What is asked — Select the lines of the records containing the word "Paste" and list them.
***** Dataset records *****
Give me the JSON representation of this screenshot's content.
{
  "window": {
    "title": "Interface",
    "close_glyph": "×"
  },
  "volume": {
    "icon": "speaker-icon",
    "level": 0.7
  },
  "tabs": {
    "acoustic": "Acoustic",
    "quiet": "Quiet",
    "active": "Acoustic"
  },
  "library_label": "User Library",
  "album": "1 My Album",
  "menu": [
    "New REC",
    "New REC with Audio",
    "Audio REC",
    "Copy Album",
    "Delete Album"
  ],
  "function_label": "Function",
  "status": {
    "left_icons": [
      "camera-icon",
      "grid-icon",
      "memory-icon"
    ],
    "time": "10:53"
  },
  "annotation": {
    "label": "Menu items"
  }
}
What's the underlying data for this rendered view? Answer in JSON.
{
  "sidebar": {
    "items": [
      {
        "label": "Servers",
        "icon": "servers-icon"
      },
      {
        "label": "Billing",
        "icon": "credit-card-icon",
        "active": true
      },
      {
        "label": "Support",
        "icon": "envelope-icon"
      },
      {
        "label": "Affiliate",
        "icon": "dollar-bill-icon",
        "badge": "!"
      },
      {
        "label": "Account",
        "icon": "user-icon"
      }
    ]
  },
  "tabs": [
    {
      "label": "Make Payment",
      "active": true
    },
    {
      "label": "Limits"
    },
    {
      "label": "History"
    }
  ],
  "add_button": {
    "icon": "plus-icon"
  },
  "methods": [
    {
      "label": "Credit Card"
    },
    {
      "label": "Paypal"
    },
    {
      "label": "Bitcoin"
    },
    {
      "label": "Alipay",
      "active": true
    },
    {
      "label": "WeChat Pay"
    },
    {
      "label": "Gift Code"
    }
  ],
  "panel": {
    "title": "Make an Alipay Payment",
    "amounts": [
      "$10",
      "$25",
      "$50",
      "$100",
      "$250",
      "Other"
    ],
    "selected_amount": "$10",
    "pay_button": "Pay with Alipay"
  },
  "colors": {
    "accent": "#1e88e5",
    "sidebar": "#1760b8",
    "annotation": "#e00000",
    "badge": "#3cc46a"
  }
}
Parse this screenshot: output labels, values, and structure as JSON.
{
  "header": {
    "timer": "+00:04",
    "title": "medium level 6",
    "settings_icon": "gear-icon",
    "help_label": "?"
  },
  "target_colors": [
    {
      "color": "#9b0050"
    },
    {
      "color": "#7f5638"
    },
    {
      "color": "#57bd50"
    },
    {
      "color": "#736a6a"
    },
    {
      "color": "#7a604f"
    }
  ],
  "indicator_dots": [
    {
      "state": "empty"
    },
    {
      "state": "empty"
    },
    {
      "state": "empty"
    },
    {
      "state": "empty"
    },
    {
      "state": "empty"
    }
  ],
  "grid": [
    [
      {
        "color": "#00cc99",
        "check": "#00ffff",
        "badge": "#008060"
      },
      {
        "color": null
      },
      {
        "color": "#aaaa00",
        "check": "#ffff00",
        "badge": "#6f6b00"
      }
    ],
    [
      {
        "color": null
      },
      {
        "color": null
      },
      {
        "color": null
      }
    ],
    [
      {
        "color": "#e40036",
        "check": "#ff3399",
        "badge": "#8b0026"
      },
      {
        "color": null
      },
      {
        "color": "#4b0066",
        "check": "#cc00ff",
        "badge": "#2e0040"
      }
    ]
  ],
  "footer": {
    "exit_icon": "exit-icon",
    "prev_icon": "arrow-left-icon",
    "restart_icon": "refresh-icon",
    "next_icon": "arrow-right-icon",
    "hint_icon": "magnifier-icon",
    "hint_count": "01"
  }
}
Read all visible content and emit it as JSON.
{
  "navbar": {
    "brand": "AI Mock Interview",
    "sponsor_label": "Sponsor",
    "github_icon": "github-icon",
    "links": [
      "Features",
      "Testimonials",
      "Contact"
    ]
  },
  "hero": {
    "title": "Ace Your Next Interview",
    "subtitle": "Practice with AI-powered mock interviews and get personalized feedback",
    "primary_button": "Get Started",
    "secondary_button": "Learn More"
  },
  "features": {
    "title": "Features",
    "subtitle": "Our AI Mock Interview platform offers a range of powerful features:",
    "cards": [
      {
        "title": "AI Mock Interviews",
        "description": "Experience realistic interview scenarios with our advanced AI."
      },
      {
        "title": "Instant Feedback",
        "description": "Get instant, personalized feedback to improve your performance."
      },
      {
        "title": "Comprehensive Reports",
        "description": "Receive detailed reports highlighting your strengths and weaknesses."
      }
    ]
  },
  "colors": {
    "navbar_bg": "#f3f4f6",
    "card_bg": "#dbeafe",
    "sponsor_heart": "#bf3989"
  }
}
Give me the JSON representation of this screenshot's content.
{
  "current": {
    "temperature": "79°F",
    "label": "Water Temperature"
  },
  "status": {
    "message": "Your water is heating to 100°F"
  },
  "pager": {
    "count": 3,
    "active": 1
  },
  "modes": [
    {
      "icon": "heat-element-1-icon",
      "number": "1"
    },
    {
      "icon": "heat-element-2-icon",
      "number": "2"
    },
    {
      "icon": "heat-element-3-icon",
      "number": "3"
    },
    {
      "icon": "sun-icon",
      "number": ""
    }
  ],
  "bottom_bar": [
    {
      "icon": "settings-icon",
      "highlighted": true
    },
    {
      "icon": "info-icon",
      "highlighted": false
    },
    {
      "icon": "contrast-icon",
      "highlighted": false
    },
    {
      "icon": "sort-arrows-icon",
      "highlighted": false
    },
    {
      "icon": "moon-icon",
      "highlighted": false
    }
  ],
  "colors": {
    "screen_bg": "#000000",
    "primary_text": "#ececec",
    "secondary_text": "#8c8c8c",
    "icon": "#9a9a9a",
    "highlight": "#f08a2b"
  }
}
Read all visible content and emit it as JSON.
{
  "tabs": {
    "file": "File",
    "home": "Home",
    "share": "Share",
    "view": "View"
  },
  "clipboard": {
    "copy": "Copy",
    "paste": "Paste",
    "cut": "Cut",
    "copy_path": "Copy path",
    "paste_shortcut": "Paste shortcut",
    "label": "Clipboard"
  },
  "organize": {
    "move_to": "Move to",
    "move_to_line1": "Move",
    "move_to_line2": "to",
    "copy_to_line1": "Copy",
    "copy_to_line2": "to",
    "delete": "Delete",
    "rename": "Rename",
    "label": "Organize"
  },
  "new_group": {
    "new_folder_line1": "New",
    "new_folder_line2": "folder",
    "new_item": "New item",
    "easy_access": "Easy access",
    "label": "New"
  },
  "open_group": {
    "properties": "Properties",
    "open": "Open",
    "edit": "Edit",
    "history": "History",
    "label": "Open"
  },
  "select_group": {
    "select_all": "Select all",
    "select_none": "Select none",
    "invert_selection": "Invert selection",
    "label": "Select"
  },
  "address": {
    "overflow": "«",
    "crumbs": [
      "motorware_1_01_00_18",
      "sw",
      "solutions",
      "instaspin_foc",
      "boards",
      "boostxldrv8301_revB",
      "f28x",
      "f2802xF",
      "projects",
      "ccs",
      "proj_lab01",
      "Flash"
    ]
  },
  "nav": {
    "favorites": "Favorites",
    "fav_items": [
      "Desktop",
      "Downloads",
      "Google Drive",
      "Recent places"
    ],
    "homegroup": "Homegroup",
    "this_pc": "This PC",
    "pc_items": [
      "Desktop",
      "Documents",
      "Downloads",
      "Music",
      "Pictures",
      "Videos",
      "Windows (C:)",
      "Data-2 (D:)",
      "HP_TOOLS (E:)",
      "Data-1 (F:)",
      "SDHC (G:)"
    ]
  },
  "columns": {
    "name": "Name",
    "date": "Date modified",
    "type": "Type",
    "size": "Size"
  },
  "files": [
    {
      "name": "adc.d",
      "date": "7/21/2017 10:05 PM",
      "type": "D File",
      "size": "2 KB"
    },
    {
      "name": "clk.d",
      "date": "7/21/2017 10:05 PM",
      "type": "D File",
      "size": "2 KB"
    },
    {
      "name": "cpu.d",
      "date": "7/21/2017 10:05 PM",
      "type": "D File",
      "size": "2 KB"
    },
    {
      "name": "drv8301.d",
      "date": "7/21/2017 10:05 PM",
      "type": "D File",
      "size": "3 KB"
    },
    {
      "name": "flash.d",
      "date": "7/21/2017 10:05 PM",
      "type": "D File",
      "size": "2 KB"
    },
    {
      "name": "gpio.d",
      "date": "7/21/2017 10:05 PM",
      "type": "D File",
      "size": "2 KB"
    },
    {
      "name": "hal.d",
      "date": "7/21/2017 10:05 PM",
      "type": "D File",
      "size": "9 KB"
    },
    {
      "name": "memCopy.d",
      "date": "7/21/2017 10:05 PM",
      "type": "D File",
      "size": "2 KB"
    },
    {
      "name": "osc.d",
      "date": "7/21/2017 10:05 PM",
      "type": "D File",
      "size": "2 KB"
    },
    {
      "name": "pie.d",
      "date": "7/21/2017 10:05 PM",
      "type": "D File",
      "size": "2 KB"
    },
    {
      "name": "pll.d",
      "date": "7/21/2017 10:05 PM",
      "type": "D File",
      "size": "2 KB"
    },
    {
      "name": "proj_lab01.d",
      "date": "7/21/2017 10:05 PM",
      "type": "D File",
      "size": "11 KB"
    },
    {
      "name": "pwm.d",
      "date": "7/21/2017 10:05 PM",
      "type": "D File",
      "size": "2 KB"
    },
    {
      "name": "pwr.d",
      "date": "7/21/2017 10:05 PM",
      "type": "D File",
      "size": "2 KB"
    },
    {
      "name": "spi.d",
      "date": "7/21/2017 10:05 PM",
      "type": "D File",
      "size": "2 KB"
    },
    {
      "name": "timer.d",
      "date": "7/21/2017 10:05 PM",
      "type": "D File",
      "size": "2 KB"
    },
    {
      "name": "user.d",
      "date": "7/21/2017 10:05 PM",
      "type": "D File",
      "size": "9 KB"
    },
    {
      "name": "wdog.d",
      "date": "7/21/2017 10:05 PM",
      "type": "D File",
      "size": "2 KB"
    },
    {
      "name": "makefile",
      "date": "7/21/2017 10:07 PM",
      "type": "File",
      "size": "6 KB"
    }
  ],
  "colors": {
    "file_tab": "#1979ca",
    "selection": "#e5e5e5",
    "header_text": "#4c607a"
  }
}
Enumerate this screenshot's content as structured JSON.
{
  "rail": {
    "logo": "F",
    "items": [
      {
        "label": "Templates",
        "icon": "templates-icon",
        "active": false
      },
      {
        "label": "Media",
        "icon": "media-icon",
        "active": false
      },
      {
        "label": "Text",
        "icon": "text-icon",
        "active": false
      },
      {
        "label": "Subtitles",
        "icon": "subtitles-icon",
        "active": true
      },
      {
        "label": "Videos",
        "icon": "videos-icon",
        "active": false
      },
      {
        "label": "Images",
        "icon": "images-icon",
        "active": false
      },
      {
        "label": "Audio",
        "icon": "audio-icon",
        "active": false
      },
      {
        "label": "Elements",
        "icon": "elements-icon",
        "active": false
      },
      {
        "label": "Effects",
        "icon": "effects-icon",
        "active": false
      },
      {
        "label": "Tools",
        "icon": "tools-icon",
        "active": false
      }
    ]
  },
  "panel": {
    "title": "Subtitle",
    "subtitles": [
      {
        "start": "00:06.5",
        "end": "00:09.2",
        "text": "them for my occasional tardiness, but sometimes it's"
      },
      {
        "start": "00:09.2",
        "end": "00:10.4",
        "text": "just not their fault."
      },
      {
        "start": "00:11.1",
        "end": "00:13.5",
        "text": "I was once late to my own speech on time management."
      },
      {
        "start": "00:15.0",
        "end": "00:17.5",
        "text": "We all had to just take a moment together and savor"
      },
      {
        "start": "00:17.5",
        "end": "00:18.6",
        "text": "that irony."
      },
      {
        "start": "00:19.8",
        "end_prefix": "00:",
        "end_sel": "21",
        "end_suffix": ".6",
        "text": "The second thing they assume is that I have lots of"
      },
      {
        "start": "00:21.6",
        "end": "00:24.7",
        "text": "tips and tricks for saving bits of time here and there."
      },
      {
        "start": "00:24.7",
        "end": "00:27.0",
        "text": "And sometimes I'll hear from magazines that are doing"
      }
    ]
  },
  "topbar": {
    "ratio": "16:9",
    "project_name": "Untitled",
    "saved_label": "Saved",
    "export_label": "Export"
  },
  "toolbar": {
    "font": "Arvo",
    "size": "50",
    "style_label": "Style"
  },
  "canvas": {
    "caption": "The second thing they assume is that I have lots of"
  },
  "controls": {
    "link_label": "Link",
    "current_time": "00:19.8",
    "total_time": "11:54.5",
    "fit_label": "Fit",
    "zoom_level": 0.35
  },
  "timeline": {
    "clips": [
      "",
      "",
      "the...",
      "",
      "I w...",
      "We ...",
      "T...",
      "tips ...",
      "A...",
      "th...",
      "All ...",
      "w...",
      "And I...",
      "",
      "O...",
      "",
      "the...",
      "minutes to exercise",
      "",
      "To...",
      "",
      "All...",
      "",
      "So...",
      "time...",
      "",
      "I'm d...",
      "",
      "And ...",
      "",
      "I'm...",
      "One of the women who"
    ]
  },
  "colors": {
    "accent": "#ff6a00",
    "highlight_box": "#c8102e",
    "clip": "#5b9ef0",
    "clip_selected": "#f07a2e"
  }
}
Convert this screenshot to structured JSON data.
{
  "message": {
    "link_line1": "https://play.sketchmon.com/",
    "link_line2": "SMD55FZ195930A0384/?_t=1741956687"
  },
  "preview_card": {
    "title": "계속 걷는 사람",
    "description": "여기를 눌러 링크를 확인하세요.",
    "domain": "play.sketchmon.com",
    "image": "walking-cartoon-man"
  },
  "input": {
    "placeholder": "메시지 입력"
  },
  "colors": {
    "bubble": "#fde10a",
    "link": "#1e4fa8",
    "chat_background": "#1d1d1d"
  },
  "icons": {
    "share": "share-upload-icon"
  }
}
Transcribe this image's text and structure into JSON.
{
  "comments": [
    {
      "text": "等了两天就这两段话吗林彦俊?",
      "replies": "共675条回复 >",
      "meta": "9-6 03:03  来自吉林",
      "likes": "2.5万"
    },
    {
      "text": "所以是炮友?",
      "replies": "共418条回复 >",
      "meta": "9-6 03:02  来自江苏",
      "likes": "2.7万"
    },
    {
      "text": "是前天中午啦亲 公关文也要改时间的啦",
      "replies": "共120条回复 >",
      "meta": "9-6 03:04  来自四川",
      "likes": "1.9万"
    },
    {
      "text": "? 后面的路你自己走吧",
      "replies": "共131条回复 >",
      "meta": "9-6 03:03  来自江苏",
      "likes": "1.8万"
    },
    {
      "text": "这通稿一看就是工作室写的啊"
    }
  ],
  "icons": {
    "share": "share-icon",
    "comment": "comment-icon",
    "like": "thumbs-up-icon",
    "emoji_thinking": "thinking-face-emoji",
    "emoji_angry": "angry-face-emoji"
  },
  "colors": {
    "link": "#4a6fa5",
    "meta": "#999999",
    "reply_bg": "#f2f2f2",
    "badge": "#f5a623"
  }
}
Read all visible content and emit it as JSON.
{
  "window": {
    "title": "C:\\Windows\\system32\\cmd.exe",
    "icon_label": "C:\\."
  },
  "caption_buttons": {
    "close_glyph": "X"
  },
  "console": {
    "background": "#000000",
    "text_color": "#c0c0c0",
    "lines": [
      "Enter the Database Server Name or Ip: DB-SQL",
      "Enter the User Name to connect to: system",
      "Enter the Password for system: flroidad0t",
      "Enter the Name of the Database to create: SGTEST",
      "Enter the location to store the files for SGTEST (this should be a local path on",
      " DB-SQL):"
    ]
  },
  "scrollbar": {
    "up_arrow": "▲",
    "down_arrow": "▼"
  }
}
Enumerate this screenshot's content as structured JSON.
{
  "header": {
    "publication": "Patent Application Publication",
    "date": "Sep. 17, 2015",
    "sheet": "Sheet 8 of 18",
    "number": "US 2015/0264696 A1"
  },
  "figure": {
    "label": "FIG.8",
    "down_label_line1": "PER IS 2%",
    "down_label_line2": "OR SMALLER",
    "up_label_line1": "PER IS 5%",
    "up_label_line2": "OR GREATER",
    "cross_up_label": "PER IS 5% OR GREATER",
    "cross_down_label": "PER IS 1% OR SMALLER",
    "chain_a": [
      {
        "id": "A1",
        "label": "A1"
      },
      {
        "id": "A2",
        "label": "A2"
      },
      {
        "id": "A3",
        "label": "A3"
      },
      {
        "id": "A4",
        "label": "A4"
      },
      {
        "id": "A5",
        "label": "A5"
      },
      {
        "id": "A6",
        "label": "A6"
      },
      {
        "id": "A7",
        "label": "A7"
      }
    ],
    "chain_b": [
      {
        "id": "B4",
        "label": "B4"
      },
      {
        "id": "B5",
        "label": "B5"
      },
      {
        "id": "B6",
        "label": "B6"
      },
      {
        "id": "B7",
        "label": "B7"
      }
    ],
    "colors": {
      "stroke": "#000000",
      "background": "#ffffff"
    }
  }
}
*****
Full output —
    "paste": "Paste",
    "paste_shortcut": "Paste shortcut",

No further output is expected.